■ **Source data**
○ ○ ○

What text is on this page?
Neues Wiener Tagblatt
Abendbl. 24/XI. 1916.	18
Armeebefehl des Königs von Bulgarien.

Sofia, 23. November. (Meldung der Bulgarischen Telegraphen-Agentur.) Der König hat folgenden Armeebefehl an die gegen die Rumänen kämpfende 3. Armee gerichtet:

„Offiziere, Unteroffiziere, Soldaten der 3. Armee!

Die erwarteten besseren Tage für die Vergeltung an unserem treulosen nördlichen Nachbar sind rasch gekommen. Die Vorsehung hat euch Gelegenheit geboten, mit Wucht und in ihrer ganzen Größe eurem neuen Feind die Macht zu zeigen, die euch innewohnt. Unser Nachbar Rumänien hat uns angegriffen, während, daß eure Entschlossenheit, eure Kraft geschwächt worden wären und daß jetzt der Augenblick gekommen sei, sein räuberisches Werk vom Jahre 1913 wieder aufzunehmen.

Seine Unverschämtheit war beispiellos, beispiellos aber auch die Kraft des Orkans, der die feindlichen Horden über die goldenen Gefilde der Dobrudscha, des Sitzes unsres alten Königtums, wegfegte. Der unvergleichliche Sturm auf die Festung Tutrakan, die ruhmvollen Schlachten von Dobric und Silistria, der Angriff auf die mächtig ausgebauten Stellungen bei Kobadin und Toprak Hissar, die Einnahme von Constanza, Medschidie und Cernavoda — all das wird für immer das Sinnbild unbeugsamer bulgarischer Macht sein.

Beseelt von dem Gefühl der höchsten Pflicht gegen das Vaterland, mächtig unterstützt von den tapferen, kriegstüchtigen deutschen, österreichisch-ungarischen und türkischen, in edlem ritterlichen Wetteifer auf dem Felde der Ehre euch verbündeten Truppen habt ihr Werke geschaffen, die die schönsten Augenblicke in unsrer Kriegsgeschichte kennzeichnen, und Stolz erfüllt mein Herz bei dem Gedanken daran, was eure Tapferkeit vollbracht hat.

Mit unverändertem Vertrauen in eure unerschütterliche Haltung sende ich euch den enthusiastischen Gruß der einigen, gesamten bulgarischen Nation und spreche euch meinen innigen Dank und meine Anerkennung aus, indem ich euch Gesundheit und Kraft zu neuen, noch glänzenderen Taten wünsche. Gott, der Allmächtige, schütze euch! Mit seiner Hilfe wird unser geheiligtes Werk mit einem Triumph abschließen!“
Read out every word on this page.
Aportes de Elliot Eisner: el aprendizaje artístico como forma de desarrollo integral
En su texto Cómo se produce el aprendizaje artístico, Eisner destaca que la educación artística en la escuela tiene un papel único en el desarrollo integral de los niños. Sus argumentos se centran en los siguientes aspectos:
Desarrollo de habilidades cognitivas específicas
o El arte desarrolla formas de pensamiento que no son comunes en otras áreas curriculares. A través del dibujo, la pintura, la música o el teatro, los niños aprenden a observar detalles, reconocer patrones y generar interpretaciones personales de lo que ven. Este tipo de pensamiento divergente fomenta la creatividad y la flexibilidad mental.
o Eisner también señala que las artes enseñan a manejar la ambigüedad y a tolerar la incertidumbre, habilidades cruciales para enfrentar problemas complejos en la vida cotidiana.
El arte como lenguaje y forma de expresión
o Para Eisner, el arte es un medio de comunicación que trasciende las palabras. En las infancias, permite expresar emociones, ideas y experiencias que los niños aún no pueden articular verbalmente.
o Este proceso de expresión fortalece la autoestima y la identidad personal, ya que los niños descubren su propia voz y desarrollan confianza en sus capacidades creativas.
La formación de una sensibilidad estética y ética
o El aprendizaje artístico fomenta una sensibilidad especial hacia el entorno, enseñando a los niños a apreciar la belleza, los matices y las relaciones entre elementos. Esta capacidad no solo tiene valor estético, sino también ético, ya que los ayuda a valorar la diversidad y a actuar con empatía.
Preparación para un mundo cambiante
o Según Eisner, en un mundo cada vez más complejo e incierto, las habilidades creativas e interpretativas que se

○ ○ ○

■ **Given task**
Count the lines of the listing above that include the word "neuen" and state the total with nothing else.

■ **Output below**
2